■ **Work to be completed**
Given the entries below, please return each one exactly.

■ **Saved data entries**
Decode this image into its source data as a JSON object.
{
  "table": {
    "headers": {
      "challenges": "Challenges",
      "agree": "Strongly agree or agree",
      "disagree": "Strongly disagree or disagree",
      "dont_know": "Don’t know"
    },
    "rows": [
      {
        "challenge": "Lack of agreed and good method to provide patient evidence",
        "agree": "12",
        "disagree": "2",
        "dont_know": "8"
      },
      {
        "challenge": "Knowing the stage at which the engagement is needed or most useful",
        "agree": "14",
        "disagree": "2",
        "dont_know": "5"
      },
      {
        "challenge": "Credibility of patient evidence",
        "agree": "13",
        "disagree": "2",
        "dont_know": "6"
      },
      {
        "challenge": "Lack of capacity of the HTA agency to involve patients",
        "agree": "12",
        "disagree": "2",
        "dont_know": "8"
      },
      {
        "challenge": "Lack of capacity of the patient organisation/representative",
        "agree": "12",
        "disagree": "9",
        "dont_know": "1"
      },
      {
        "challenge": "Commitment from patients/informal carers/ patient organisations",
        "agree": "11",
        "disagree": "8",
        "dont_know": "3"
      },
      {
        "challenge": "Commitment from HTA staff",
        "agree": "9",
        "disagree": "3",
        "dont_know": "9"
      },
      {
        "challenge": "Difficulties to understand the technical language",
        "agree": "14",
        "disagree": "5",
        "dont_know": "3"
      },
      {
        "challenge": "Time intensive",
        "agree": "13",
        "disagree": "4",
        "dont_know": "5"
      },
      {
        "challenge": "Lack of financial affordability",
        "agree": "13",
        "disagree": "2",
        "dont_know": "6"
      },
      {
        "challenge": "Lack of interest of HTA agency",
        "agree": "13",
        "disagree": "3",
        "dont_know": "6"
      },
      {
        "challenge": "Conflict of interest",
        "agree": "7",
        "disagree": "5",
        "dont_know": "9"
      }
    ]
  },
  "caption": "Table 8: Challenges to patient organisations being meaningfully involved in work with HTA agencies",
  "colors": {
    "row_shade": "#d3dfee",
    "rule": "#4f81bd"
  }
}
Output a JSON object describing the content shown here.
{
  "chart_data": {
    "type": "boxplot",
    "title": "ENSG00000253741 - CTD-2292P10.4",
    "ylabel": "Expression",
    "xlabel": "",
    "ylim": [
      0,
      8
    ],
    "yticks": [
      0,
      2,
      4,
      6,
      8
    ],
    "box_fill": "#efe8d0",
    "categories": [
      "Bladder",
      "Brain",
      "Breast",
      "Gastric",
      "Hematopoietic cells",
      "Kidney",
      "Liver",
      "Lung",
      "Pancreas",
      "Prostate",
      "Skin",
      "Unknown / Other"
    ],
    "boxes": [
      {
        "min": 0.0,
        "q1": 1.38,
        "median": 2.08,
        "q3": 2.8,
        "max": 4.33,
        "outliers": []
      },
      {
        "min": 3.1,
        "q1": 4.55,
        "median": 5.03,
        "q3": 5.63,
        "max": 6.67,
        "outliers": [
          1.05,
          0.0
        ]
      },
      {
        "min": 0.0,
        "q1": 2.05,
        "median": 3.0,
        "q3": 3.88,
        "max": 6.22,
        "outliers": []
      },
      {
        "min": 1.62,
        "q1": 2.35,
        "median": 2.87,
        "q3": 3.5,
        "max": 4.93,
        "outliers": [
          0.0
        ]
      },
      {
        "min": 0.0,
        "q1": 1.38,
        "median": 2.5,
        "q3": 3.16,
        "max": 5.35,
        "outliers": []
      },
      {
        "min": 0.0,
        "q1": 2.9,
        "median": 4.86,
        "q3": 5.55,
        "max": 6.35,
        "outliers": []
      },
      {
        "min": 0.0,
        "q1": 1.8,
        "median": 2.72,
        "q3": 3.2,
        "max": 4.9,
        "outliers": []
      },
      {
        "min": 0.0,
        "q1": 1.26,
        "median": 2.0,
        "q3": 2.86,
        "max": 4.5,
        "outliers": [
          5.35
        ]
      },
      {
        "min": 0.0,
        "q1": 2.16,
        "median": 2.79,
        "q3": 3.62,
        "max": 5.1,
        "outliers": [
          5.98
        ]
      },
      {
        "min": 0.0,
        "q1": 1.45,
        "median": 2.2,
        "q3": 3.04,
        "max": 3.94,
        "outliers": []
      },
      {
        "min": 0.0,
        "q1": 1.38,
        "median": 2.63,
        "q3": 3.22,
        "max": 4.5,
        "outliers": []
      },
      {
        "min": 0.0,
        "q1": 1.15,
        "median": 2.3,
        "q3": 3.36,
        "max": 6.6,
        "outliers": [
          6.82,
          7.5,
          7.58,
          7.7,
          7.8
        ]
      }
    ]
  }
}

■ **Response**
Decode this image into its source data as a JSON object.
{
  "table": {
    "headers": {
      "challenges": "Challenges",
      "agree": "Strongly agree or agree",
      "disagree": "Strongly disagree or disagree",
      "dont_know": "Don’t know"
    },
    "rows": [
      {
        "challenge": "Lack of agreed and good method to provide patient evidence",
        "agree": "12",
        "disagree": "2",
        "dont_know": "8"
      },
      {
        "challenge": "Knowing the stage at which the engagement is needed or most useful",
        "agree": "14",
        "disagree": "2",
        "dont_know": "5"
      },
      {
        "challenge": "Credibility of patient evidence",
        "agree": "13",
        "disagree": "2",
        "dont_know": "6"
      },
      {
        "challenge": "Lack of capacity of the HTA agency to involve patients",
        "agree": "12",
        "disagree": "2",
        "dont_know": "8"
      },
      {
        "challenge": "Lack of capacity of the patient organisation/representative",
        "agree": "12",
        "disagree": "9",
        "dont_know": "1"
      },
      {
        "challenge": "Commitment from patients/informal carers/ patient organisations",
        "agree": "11",
        "disagree": "8",
        "dont_know": "3"
      },
      {
        "challenge": "Commitment from HTA staff",
        "agree": "9",
        "disagree": "3",
        "dont_know": "9"
      },
      {
        "challenge": "Difficulties to understand the technical language",
        "agree": "14",
        "disagree": "5",
        "dont_know": "3"
      },
      {
        "challenge": "Time intensive",
        "agree": "13",
        "disagree": "4",
        "dont_know": "5"
      },
      {
        "challenge": "Lack of financial affordability",
        "agree": "13",
        "disagree": "2",
        "dont_know": "6"
      },
      {
        "challenge": "Lack of interest of HTA agency",
        "agree": "13",
        "disagree": "3",
        "dont_know": "6"
      },
      {
        "challenge": "Conflict of interest",
        "agree": "7",
        "disagree": "5",
        "dont_know": "9"
      }
    ]
  },
  "caption": "Table 8: Challenges to patient organisations being meaningfully involved in work with HTA agencies",
  "colors": {
    "row_shade": "#d3dfee",
    "rule": "#4f81bd"
  }
}
Output a JSON object describing the content shown here.
{
  "chart_data": {
    "type": "boxplot",
    "title": "ENSG00000253741 - CTD-2292P10.4",
    "ylabel": "Expression",
    "xlabel": "",
    "ylim": [
      0,
      8
    ],
    "yticks": [
      0,
      2,
      4,
      6,
      8
    ],
    "box_fill": "#efe8d0",
    "categories": [
      "Bladder",
      "Brain",
      "Breast",
      "Gastric",
      "Hematopoietic cells",
      "Kidney",
      "Liver",
      "Lung",
      "Pancreas",
      "Prostate",
      "Skin",
      "Unknown / Other"
    ],
    "boxes": [
      {
        "min": 0.0,
        "q1": 1.38,
        "median": 2.08,
        "q3": 2.8,
        "max": 4.33,
        "outliers": []
      },
      {
        "min": 3.1,
        "q1": 4.55,
        "median": 5.03,
        "q3": 5.63,
        "max": 6.67,
        "outliers": [
          1.05,
          0.0
        ]
      },
      {
        "min": 0.0,
        "q1": 2.05,
        "median": 3.0,
        "q3": 3.88,
        "max": 6.22,
        "outliers": []
      },
      {
        "min": 1.62,
        "q1": 2.35,
        "median": 2.87,
        "q3": 3.5,
        "max": 4.93,
        "outliers": [
          0.0
        ]
      },
      {
        "min": 0.0,
        "q1": 1.38,
        "median": 2.5,
        "q3": 3.16,
        "max": 5.35,
        "outliers": []
      },
      {
        "min": 0.0,
        "q1": 2.9,
        "median": 4.86,
        "q3": 5.55,
        "max": 6.35,
        "outliers": []
      },
      {
        "min": 0.0,
        "q1": 1.8,
        "median": 2.72,
        "q3": 3.2,
        "max": 4.9,
        "outliers": []
      },
      {
        "min": 0.0,
        "q1": 1.26,
        "median": 2.0,
        "q3": 2.86,
        "max": 4.5,
        "outliers": [
          5.35
        ]
      },
      {
        "min": 0.0,
        "q1": 2.16,
        "median": 2.79,
        "q3": 3.62,
        "max": 5.1,
        "outliers": [
          5.98
        ]
      },
      {
        "min": 0.0,
        "q1": 1.45,
        "median": 2.2,
        "q3": 3.04,
        "max": 3.94,
        "outliers": []
      },
      {
        "min": 0.0,
        "q1": 1.38,
        "median": 2.63,
        "q3": 3.22,
        "max": 4.5,
        "outliers": []
      },
      {
        "min": 0.0,
        "q1": 1.15,
        "median": 2.3,
        "q3": 3.36,
        "max": 6.6,
        "outliers": [
          6.82,
          7.5,
          7.58,
          7.7,
          7.8
        ]
      }
    ]
  }
}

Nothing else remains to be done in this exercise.